** WORK TO DO **
Reproduce all records verbatim.

** EXERCISE INPUT **
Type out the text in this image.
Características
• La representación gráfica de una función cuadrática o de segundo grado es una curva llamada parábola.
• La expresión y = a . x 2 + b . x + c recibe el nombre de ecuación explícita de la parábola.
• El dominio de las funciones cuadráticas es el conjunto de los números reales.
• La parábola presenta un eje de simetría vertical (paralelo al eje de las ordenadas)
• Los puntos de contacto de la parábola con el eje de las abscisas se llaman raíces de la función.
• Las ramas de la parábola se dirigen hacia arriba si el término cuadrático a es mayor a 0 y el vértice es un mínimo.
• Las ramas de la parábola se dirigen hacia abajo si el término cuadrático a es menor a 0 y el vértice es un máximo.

** RESULT FOR THIS EXERCISE **
Type out the text in this image.
Características
• La representación gráfica de una función cuadrática o de segundo grado es una curva llamada parábola.
• La expresión y = a . x 2 + b . x + c recibe el nombre de ecuación explícita de la parábola.
• El dominio de las funciones cuadráticas es el conjunto de los números reales.
• La parábola presenta un eje de simetría vertical (paralelo al eje de las ordenadas)
• Los puntos de contacto de la parábola con el eje de las abscisas se llaman raíces de la función.
• Las ramas de la parábola se dirigen hacia arriba si el término cuadrático a es mayor a 0 y el vértice es un mínimo.
• Las ramas de la parábola se dirigen hacia abajo si el término cuadrático a es menor a 0 y el vértice es un máximo.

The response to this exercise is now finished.